[Stated exercise]: Would you repeat the listing exactly but omit every picture?

-- begin Excerpted data --

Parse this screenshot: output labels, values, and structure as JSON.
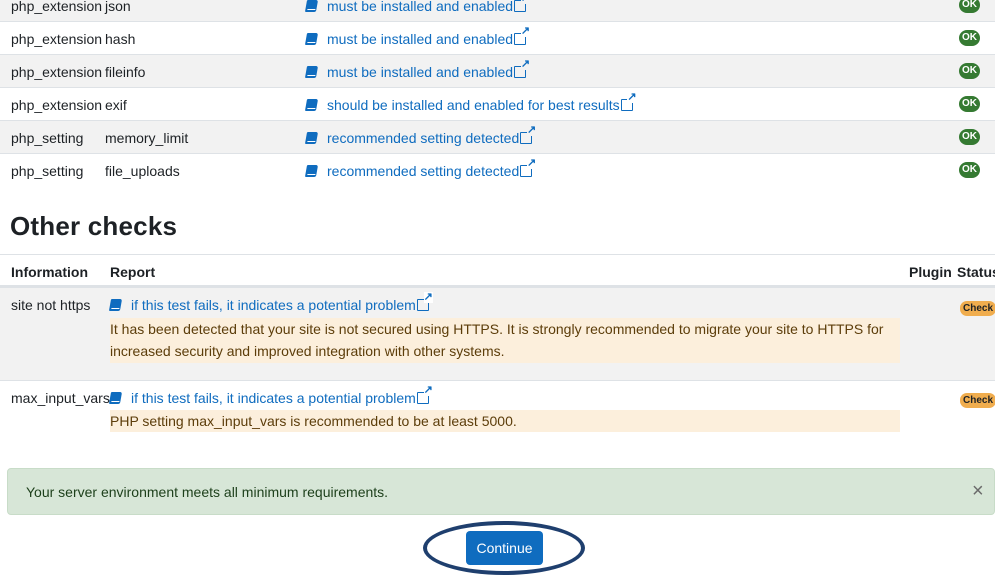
{
  "environment_rows": [
    {
      "type": "php_extension",
      "name": "json",
      "report": "must be installed and enabled",
      "status": "OK"
    },
    {
      "type": "php_extension",
      "name": "hash",
      "report": "must be installed and enabled",
      "status": "OK"
    },
    {
      "type": "php_extension",
      "name": "fileinfo",
      "report": "must be installed and enabled",
      "status": "OK"
    },
    {
      "type": "php_extension",
      "name": "exif",
      "report": "should be installed and enabled for best results",
      "status": "OK"
    },
    {
      "type": "php_setting",
      "name": "memory_limit",
      "report": "recommended setting detected",
      "status": "OK"
    },
    {
      "type": "php_setting",
      "name": "file_uploads",
      "report": "recommended setting detected",
      "status": "OK"
    }
  ],
  "other_checks": {
    "title": "Other checks",
    "headers": {
      "information": "Information",
      "report": "Report",
      "plugin": "Plugin",
      "status": "Status"
    },
    "rows": [
      {
        "information": "site not https",
        "link": "if this test fails, it indicates a potential problem",
        "note": "It has been detected that your site is not secured using HTTPS. It is strongly recommended to migrate your site to HTTPS for increased security and improved integration with other systems.",
        "status": "Check"
      },
      {
        "information": "max_input_vars",
        "link": "if this test fails, it indicates a potential problem",
        "note": "PHP setting max_input_vars is recommended to be at least 5000.",
        "status": "Check"
      }
    ]
  },
  "alert": {
    "message": "Your server environment meets all minimum requirements.",
    "close": "×"
  },
  "continue_label": "Continue",
  "colors": {
    "link": "#0f6cbf",
    "ok": "#357a32",
    "check": "#f0ad4e",
    "alert_bg": "#d7e6d7",
    "note_bg": "#fcefdc"
  }
}
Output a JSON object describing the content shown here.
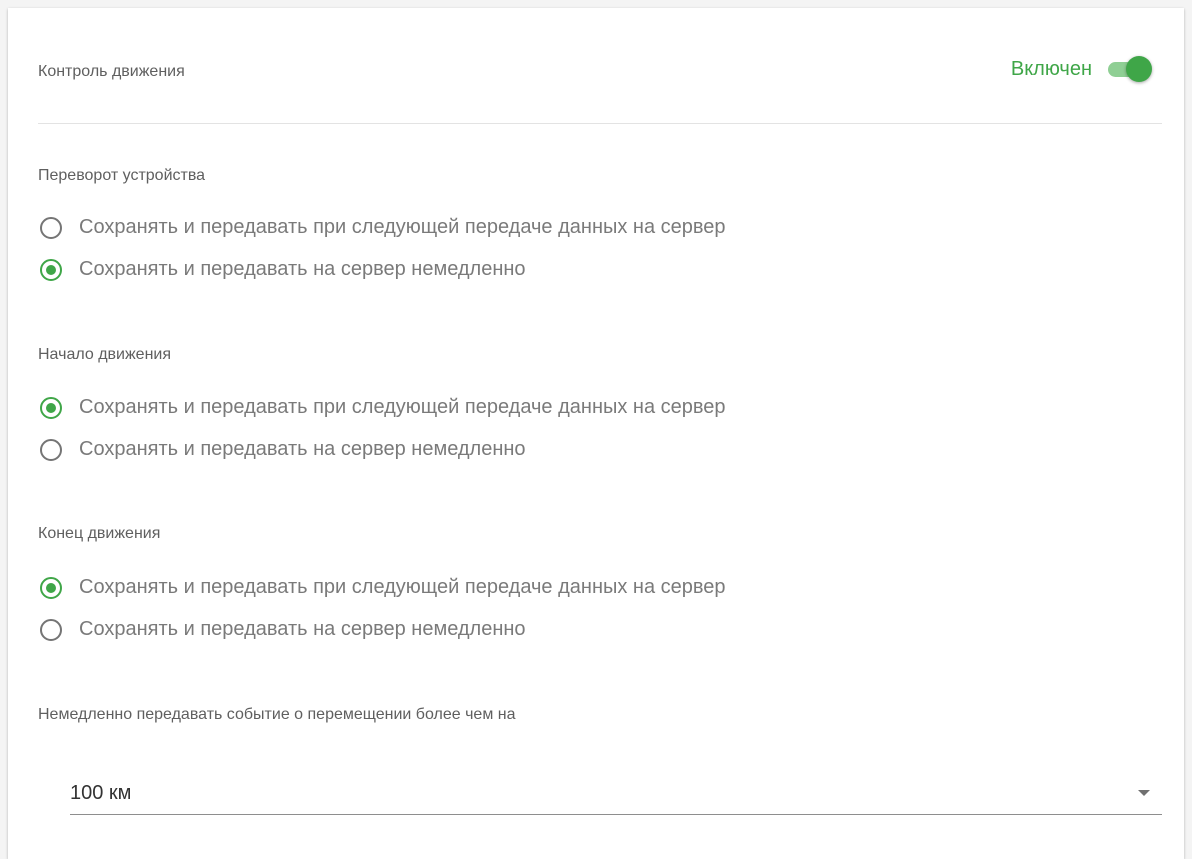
{
  "header": {
    "title": "Контроль движения",
    "toggle": {
      "label": "Включен",
      "on": true
    }
  },
  "groups": [
    {
      "title": "Переворот устройства",
      "options": [
        {
          "label": "Сохранять и передавать при следующей передаче данных на сервер",
          "checked": false
        },
        {
          "label": "Сохранять и передавать на сервер немедленно",
          "checked": true
        }
      ]
    },
    {
      "title": "Начало движения",
      "options": [
        {
          "label": "Сохранять и передавать при следующей передаче данных на сервер",
          "checked": true
        },
        {
          "label": "Сохранять и передавать на сервер немедленно",
          "checked": false
        }
      ]
    },
    {
      "title": "Конец движения",
      "options": [
        {
          "label": "Сохранять и передавать при следующей передаче данных на сервер",
          "checked": true
        },
        {
          "label": "Сохранять и передавать на сервер немедленно",
          "checked": false
        }
      ]
    }
  ],
  "distance": {
    "title": "Немедленно передавать событие о перемещении более чем на",
    "value": "100 км"
  },
  "colors": {
    "accent": "#3fa648",
    "track": "#8fcf94",
    "text_secondary": "#7a7a7a",
    "text_title": "#5f5f5f"
  }
}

-- end Excerpted data --

[Expected output]:
Parse this screenshot: output labels, values, and structure as JSON.
{
  "environment_rows": [
    {
      "type": "php_extension",
      "name": "json",
      "report": "must be installed and enabled",
      "status": "OK"
    },
    {
      "type": "php_extension",
      "name": "hash",
      "report": "must be installed and enabled",
      "status": "OK"
    },
    {
      "type": "php_extension",
      "name": "fileinfo",
      "report": "must be installed and enabled",
      "status": "OK"
    },
    {
      "type": "php_extension",
      "name": "exif",
      "report": "should be installed and enabled for best results",
      "status": "OK"
    },
    {
      "type": "php_setting",
      "name": "memory_limit",
      "report": "recommended setting detected",
      "status": "OK"
    },
    {
      "type": "php_setting",
      "name": "file_uploads",
      "report": "recommended setting detected",
      "status": "OK"
    }
  ],
  "other_checks": {
    "title": "Other checks",
    "headers": {
      "information": "Information",
      "report": "Report",
      "plugin": "Plugin",
      "status": "Status"
    },
    "rows": [
      {
        "information": "site not https",
        "link": "if this test fails, it indicates a potential problem",
        "note": "It has been detected that your site is not secured using HTTPS. It is strongly recommended to migrate your site to HTTPS for increased security and improved integration with other systems.",
        "status": "Check"
      },
      {
        "information": "max_input_vars",
        "link": "if this test fails, it indicates a potential problem",
        "note": "PHP setting max_input_vars is recommended to be at least 5000.",
        "status": "Check"
      }
    ]
  },
  "alert": {
    "message": "Your server environment meets all minimum requirements.",
    "close": "×"
  },
  "continue_label": "Continue",
  "colors": {
    "link": "#0f6cbf",
    "ok": "#357a32",
    "check": "#f0ad4e",
    "alert_bg": "#d7e6d7",
    "note_bg": "#fcefdc"
  }
}
Output a JSON object describing the content shown here.
{
  "header": {
    "title": "Контроль движения",
    "toggle": {
      "label": "Включен",
      "on": true
    }
  },
  "groups": [
    {
      "title": "Переворот устройства",
      "options": [
        {
          "label": "Сохранять и передавать при следующей передаче данных на сервер",
          "checked": false
        },
        {
          "label": "Сохранять и передавать на сервер немедленно",
          "checked": true
        }
      ]
    },
    {
      "title": "Начало движения",
      "options": [
        {
          "label": "Сохранять и передавать при следующей передаче данных на сервер",
          "checked": true
        },
        {
          "label": "Сохранять и передавать на сервер немедленно",
          "checked": false
        }
      ]
    },
    {
      "title": "Конец движения",
      "options": [
        {
          "label": "Сохранять и передавать при следующей передаче данных на сервер",
          "checked": true
        },
        {
          "label": "Сохранять и передавать на сервер немедленно",
          "checked": false
        }
      ]
    }
  ],
  "distance": {
    "title": "Немедленно передавать событие о перемещении более чем на",
    "value": "100 км"
  },
  "colors": {
    "accent": "#3fa648",
    "track": "#8fcf94",
    "text_secondary": "#7a7a7a",
    "text_title": "#5f5f5f"
  }
}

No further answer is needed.